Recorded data
********

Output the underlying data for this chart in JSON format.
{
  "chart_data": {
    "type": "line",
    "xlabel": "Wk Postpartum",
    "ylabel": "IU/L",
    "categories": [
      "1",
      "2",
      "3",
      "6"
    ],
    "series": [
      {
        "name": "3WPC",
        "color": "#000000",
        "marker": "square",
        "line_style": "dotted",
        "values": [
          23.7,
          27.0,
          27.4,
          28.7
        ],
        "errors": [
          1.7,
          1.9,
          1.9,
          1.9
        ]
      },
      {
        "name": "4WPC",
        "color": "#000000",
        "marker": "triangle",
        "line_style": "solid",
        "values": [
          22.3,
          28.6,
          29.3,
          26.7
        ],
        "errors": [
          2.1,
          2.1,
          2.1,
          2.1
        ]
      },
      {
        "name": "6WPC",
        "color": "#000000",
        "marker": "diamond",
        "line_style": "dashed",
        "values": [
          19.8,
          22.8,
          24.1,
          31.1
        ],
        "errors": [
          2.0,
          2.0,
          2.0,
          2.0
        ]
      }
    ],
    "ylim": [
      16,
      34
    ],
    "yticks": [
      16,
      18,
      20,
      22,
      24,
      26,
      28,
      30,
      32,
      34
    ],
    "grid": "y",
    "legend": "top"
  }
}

********

§ Instructions to follow
Type the whole listing again, unaltered.

§ Exercise result
Output the underlying data for this chart in JSON format.
{
  "chart_data": {
    "type": "line",
    "xlabel": "Wk Postpartum",
    "ylabel": "IU/L",
    "categories": [
      "1",
      "2",
      "3",
      "6"
    ],
    "series": [
      {
        "name": "3WPC",
        "color": "#000000",
        "marker": "square",
        "line_style": "dotted",
        "values": [
          23.7,
          27.0,
          27.4,
          28.7
        ],
        "errors": [
          1.7,
          1.9,
          1.9,
          1.9
        ]
      },
      {
        "name": "4WPC",
        "color": "#000000",
        "marker": "triangle",
        "line_style": "solid",
        "values": [
          22.3,
          28.6,
          29.3,
          26.7
        ],
        "errors": [
          2.1,
          2.1,
          2.1,
          2.1
        ]
      },
      {
        "name": "6WPC",
        "color": "#000000",
        "marker": "diamond",
        "line_style": "dashed",
        "values": [
          19.8,
          22.8,
          24.1,
          31.1
        ],
        "errors": [
          2.0,
          2.0,
          2.0,
          2.0
        ]
      }
    ],
    "ylim": [
      16,
      34
    ],
    "yticks": [
      16,
      18,
      20,
      22,
      24,
      26,
      28,
      30,
      32,
      34
    ],
    "grid": "y",
    "legend": "top"
  }
}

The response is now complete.